## [Written request]
Pick out each line of the records that includes the string "JSON", and copy it.

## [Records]
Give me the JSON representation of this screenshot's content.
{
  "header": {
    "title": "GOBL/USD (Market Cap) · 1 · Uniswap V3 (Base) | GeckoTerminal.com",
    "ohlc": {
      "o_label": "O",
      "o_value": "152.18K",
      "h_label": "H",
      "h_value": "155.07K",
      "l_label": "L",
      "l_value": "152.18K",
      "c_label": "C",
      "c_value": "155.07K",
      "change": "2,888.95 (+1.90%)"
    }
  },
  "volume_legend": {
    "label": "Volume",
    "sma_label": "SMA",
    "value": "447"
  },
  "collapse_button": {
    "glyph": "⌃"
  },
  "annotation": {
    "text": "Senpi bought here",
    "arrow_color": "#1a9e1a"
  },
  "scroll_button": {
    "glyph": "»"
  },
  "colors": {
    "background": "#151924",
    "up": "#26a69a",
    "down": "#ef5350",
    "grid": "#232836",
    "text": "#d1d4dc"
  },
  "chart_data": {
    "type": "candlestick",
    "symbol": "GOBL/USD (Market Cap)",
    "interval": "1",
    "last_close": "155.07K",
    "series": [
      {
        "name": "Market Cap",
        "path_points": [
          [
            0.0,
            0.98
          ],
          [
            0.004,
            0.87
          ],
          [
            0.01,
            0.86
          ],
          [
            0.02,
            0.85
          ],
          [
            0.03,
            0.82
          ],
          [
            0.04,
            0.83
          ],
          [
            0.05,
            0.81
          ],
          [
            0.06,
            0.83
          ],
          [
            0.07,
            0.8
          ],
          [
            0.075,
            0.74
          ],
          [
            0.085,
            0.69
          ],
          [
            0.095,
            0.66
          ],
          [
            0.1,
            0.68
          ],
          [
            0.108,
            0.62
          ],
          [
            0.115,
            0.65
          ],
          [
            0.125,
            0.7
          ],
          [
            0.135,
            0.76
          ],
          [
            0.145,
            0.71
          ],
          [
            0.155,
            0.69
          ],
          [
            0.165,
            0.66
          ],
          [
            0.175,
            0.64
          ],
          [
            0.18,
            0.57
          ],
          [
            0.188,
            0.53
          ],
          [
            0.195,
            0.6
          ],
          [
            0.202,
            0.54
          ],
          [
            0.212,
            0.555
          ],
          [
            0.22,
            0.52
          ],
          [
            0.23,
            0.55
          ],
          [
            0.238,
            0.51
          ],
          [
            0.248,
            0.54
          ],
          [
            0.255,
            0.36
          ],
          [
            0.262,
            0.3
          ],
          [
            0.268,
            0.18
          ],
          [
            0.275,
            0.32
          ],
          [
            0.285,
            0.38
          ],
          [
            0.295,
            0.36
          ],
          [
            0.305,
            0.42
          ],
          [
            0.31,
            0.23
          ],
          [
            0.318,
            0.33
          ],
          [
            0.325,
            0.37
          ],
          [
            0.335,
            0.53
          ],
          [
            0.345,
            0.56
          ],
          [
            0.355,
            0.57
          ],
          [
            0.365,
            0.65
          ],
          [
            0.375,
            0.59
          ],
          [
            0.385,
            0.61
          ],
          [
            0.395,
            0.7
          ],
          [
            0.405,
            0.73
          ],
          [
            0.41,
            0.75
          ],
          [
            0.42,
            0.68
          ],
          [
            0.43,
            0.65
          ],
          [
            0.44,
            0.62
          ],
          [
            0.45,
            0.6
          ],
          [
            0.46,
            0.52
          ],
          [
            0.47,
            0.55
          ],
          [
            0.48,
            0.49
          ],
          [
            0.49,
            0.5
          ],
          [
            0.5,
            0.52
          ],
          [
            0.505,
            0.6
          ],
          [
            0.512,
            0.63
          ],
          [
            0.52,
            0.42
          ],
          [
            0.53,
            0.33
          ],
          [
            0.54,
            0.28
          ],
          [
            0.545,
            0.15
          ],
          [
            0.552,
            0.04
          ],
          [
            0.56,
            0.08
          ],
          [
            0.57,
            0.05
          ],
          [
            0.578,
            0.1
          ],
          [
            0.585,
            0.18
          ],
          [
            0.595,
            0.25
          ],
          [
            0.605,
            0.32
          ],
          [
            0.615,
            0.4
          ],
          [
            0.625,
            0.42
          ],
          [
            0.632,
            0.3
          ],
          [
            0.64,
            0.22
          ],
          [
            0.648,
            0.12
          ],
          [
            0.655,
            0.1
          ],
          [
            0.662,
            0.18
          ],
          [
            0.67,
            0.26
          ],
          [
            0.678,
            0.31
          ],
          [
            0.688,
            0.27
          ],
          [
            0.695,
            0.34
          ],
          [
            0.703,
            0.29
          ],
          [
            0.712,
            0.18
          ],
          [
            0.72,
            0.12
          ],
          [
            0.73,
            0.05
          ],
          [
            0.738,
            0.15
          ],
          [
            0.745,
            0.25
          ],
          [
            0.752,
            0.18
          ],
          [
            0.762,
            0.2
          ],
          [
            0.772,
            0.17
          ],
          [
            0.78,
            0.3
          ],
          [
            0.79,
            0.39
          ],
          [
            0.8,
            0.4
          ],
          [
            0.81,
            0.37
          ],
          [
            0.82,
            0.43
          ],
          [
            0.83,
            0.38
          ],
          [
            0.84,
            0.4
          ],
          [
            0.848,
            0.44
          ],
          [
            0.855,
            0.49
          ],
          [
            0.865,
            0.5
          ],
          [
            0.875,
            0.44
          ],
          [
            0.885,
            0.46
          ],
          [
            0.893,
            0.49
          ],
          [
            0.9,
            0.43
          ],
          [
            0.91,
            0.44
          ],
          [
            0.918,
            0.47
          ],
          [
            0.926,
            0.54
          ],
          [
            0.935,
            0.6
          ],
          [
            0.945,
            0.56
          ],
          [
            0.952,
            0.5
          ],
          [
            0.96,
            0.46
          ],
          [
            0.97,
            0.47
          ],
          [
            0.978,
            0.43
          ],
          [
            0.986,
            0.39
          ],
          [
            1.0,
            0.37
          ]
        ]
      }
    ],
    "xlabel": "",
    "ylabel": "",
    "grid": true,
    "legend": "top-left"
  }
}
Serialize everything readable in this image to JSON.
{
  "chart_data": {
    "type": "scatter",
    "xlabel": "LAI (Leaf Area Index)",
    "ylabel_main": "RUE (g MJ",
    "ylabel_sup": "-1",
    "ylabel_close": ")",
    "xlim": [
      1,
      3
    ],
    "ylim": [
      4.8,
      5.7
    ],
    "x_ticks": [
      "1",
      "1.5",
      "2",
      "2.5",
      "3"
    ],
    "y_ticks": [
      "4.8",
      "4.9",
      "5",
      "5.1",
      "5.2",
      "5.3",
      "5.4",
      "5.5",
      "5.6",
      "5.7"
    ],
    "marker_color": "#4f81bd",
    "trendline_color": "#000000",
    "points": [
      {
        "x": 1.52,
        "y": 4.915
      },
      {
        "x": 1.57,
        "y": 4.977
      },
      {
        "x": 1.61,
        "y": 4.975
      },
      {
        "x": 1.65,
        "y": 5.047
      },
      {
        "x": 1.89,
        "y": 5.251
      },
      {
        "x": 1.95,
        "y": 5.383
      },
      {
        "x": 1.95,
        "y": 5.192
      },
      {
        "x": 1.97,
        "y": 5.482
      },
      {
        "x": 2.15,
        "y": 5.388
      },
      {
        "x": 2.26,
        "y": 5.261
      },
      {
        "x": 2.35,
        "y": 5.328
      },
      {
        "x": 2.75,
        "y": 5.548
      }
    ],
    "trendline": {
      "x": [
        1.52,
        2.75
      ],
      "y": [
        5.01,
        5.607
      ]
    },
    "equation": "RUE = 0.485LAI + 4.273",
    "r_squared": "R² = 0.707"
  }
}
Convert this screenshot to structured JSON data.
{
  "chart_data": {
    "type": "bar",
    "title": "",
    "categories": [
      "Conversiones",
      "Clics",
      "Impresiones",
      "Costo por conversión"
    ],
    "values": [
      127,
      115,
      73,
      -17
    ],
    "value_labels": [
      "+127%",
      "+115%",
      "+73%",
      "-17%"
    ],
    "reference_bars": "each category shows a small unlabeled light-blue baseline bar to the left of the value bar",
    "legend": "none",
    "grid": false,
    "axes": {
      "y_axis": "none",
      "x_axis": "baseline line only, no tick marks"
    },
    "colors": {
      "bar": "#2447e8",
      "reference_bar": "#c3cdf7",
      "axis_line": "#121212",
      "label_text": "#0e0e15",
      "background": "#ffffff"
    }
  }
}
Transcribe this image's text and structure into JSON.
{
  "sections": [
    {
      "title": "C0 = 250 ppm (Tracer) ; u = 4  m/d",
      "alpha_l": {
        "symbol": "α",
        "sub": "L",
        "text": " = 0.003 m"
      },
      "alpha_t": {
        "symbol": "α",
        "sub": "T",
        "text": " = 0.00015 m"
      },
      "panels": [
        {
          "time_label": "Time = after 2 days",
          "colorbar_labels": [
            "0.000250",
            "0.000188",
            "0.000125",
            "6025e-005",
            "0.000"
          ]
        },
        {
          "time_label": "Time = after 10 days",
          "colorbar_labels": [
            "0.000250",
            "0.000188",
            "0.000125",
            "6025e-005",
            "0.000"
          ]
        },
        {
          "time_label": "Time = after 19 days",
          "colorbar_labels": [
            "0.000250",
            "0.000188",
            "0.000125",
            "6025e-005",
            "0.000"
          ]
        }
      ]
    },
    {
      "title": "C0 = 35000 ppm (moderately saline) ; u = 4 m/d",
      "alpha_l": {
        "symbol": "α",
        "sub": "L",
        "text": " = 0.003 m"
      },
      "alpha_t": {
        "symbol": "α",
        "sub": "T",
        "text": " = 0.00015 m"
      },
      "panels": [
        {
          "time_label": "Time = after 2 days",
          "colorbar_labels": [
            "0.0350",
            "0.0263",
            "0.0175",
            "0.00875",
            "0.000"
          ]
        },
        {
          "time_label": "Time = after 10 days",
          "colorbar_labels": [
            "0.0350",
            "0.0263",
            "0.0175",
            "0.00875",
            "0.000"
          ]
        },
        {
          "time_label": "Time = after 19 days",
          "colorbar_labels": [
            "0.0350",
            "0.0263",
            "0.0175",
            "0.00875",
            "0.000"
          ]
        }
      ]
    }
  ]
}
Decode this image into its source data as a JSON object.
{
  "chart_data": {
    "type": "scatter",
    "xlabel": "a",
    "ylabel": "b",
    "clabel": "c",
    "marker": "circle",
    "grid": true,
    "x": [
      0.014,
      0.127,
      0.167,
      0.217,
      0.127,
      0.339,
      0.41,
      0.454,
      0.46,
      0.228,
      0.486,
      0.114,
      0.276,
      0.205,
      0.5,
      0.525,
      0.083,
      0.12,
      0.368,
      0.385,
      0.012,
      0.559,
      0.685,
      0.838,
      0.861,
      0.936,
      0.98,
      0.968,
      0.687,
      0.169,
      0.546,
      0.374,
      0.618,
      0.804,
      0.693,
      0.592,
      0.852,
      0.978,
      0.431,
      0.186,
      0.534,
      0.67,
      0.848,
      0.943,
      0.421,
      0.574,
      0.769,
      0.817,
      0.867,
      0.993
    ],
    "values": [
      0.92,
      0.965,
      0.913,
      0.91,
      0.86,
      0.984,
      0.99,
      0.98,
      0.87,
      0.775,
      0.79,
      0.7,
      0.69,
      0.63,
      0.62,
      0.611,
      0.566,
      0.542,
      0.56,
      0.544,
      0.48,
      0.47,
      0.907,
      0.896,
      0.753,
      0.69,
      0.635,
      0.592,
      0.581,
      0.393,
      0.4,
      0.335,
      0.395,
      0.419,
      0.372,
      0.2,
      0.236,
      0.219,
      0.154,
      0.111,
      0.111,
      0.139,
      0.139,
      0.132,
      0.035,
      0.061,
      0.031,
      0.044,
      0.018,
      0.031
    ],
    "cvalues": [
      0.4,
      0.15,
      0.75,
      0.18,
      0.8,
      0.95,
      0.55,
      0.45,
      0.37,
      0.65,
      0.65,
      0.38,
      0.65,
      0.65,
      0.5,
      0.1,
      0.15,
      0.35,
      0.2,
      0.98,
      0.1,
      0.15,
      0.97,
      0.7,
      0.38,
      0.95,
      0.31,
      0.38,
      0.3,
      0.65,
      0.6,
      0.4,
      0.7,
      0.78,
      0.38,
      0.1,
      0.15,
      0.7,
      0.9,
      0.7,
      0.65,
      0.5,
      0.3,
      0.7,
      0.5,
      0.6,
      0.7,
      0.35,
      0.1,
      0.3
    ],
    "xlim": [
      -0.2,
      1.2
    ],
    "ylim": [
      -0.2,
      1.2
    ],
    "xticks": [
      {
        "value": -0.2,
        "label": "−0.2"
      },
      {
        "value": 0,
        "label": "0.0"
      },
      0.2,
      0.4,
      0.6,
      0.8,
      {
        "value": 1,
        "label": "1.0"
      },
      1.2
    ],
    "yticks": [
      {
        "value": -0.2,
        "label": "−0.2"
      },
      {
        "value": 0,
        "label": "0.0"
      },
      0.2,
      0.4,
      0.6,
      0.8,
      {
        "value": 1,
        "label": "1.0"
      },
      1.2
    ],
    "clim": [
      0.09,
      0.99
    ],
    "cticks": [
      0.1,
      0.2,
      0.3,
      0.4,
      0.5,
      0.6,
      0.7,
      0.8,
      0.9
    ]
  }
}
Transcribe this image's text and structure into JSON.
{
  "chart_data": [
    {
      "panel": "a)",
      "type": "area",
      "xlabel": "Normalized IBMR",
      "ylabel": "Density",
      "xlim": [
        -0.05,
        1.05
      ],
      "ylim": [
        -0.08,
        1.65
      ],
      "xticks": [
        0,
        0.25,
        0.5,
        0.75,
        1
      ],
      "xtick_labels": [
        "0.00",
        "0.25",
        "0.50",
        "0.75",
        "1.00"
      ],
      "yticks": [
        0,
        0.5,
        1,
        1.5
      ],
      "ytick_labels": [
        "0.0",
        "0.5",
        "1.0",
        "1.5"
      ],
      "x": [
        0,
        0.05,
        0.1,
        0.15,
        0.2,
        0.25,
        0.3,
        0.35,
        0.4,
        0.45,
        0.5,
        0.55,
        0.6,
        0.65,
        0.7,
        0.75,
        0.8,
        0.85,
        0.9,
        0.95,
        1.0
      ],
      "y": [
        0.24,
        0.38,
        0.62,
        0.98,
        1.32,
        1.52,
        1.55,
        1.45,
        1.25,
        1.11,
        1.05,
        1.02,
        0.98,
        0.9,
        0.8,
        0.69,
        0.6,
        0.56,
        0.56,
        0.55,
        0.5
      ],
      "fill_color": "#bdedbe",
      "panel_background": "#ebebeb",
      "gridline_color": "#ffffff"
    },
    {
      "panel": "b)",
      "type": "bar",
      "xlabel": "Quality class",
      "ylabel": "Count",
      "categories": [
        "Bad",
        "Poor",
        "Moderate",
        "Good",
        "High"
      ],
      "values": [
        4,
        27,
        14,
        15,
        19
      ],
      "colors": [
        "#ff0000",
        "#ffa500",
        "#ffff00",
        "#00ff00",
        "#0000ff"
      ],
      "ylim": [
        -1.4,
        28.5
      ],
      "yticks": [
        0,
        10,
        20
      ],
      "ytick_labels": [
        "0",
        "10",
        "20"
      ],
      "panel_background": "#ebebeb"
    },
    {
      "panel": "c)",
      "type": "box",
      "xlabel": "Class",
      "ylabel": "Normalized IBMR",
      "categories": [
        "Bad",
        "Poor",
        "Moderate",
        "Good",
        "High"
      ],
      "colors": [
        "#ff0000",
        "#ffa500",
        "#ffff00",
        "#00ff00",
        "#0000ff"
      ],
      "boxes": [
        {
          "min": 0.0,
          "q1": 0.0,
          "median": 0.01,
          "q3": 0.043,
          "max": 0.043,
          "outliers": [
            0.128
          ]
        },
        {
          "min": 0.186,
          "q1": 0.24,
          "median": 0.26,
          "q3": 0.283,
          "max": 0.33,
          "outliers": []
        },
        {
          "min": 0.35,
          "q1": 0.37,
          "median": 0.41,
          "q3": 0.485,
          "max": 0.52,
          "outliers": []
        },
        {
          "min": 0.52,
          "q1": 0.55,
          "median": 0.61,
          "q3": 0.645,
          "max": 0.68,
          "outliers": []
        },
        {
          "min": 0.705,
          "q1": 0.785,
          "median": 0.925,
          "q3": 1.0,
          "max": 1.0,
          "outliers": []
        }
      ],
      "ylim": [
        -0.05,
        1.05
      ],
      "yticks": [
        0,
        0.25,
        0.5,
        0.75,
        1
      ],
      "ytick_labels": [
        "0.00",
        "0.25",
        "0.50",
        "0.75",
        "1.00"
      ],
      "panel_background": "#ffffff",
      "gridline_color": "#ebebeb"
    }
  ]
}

## [Output of the task]
Give me the JSON representation of this screenshot's content.
Serialize everything readable in this image to JSON.
Convert this screenshot to structured JSON data.
Transcribe this image's text and structure into JSON.
Decode this image into its source data as a JSON object.
Transcribe this image's text and structure into JSON.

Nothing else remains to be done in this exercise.